SET TASK: Pictures do not belong in the copy; restate the records below word for word.

--- DATA TO PROCESS ---

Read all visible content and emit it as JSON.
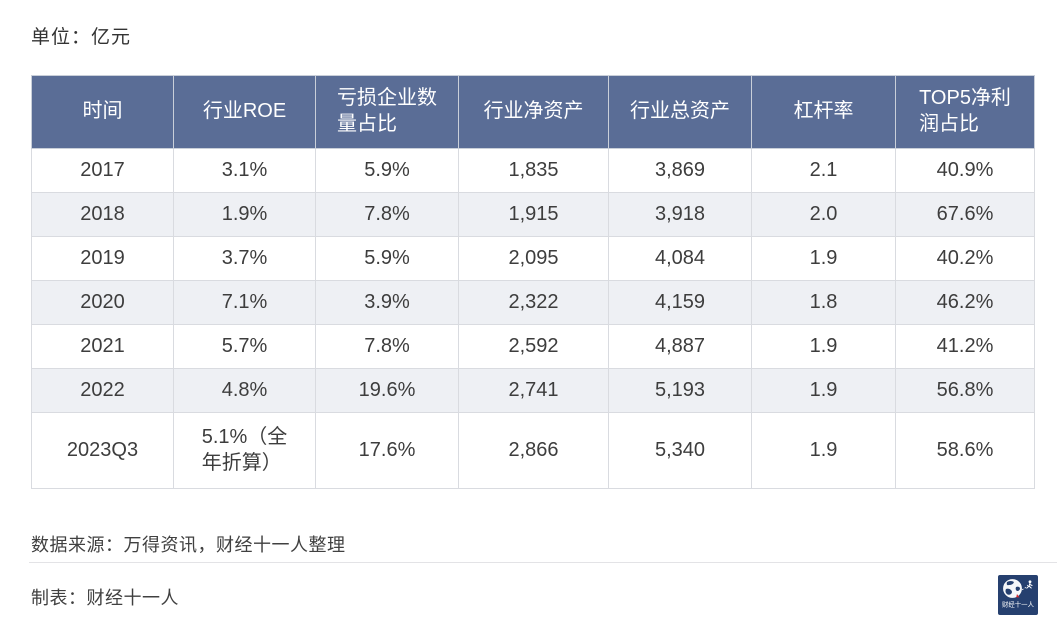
{
  "unit_label": "单位：亿元",
  "table": {
    "headers": [
      "时间",
      "行业ROE",
      "亏损企业数\n量占比",
      "行业净资产",
      "行业总资产",
      "杠杆率",
      "TOP5净利\n润占比"
    ],
    "rows": [
      [
        "2017",
        "3.1%",
        "5.9%",
        "1,835",
        "3,869",
        "2.1",
        "40.9%"
      ],
      [
        "2018",
        "1.9%",
        "7.8%",
        "1,915",
        "3,918",
        "2.0",
        "67.6%"
      ],
      [
        "2019",
        "3.7%",
        "5.9%",
        "2,095",
        "4,084",
        "1.9",
        "40.2%"
      ],
      [
        "2020",
        "7.1%",
        "3.9%",
        "2,322",
        "4,159",
        "1.8",
        "46.2%"
      ],
      [
        "2021",
        "5.7%",
        "7.8%",
        "2,592",
        "4,887",
        "1.9",
        "41.2%"
      ],
      [
        "2022",
        "4.8%",
        "19.6%",
        "2,741",
        "5,193",
        "1.9",
        "56.8%"
      ],
      [
        "2023Q3",
        "5.1%（全\n年折算）",
        "17.6%",
        "2,866",
        "5,340",
        "1.9",
        "58.6%"
      ]
    ]
  },
  "chart_data": {
    "type": "table",
    "title": "",
    "unit": "单位：亿元",
    "columns": [
      "时间",
      "行业ROE",
      "亏损企业数量占比",
      "行业净资产",
      "行业总资产",
      "杠杆率",
      "TOP5净利润占比"
    ],
    "rows": [
      [
        "2017",
        "3.1%",
        "5.9%",
        "1,835",
        "3,869",
        "2.1",
        "40.9%"
      ],
      [
        "2018",
        "1.9%",
        "7.8%",
        "1,915",
        "3,918",
        "2.0",
        "67.6%"
      ],
      [
        "2019",
        "3.7%",
        "5.9%",
        "2,095",
        "4,084",
        "1.9",
        "40.2%"
      ],
      [
        "2020",
        "7.1%",
        "3.9%",
        "2,322",
        "4,159",
        "1.8",
        "46.2%"
      ],
      [
        "2021",
        "5.7%",
        "7.8%",
        "2,592",
        "4,887",
        "1.9",
        "41.2%"
      ],
      [
        "2022",
        "4.8%",
        "19.6%",
        "2,741",
        "5,193",
        "1.9",
        "56.8%"
      ],
      [
        "2023Q3",
        "5.1%（全年折算）",
        "17.6%",
        "2,866",
        "5,340",
        "1.9",
        "58.6%"
      ]
    ]
  },
  "footer": {
    "source": "数据来源：万得资讯，财经十一人整理",
    "credit": "制表：财经十一人",
    "logo_text": "财经十一人"
  },
  "colors": {
    "header_bg": "#5a6d96",
    "alt_row_bg": "#eef0f4",
    "border": "#d9dbe0",
    "body_text": "#3d3d3d",
    "logo_bg": "#26406f",
    "logo_accent_red": "#d9262c"
  }
}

---

RESPONSE TO THE TASK:
Read all visible content and emit it as JSON.
{
  "unit_label": "单位：亿元",
  "table": {
    "headers": [
      "时间",
      "行业ROE",
      "亏损企业数\n量占比",
      "行业净资产",
      "行业总资产",
      "杠杆率",
      "TOP5净利\n润占比"
    ],
    "rows": [
      [
        "2017",
        "3.1%",
        "5.9%",
        "1,835",
        "3,869",
        "2.1",
        "40.9%"
      ],
      [
        "2018",
        "1.9%",
        "7.8%",
        "1,915",
        "3,918",
        "2.0",
        "67.6%"
      ],
      [
        "2019",
        "3.7%",
        "5.9%",
        "2,095",
        "4,084",
        "1.9",
        "40.2%"
      ],
      [
        "2020",
        "7.1%",
        "3.9%",
        "2,322",
        "4,159",
        "1.8",
        "46.2%"
      ],
      [
        "2021",
        "5.7%",
        "7.8%",
        "2,592",
        "4,887",
        "1.9",
        "41.2%"
      ],
      [
        "2022",
        "4.8%",
        "19.6%",
        "2,741",
        "5,193",
        "1.9",
        "56.8%"
      ],
      [
        "2023Q3",
        "5.1%（全\n年折算）",
        "17.6%",
        "2,866",
        "5,340",
        "1.9",
        "58.6%"
      ]
    ]
  },
  "chart_data": {
    "type": "table",
    "title": "",
    "unit": "单位：亿元",
    "columns": [
      "时间",
      "行业ROE",
      "亏损企业数量占比",
      "行业净资产",
      "行业总资产",
      "杠杆率",
      "TOP5净利润占比"
    ],
    "rows": [
      [
        "2017",
        "3.1%",
        "5.9%",
        "1,835",
        "3,869",
        "2.1",
        "40.9%"
      ],
      [
        "2018",
        "1.9%",
        "7.8%",
        "1,915",
        "3,918",
        "2.0",
        "67.6%"
      ],
      [
        "2019",
        "3.7%",
        "5.9%",
        "2,095",
        "4,084",
        "1.9",
        "40.2%"
      ],
      [
        "2020",
        "7.1%",
        "3.9%",
        "2,322",
        "4,159",
        "1.8",
        "46.2%"
      ],
      [
        "2021",
        "5.7%",
        "7.8%",
        "2,592",
        "4,887",
        "1.9",
        "41.2%"
      ],
      [
        "2022",
        "4.8%",
        "19.6%",
        "2,741",
        "5,193",
        "1.9",
        "56.8%"
      ],
      [
        "2023Q3",
        "5.1%（全年折算）",
        "17.6%",
        "2,866",
        "5,340",
        "1.9",
        "58.6%"
      ]
    ]
  },
  "footer": {
    "source": "数据来源：万得资讯，财经十一人整理",
    "credit": "制表：财经十一人",
    "logo_text": "财经十一人"
  },
  "colors": {
    "header_bg": "#5a6d96",
    "alt_row_bg": "#eef0f4",
    "border": "#d9dbe0",
    "body_text": "#3d3d3d",
    "logo_bg": "#26406f",
    "logo_accent_red": "#d9262c"
  }
}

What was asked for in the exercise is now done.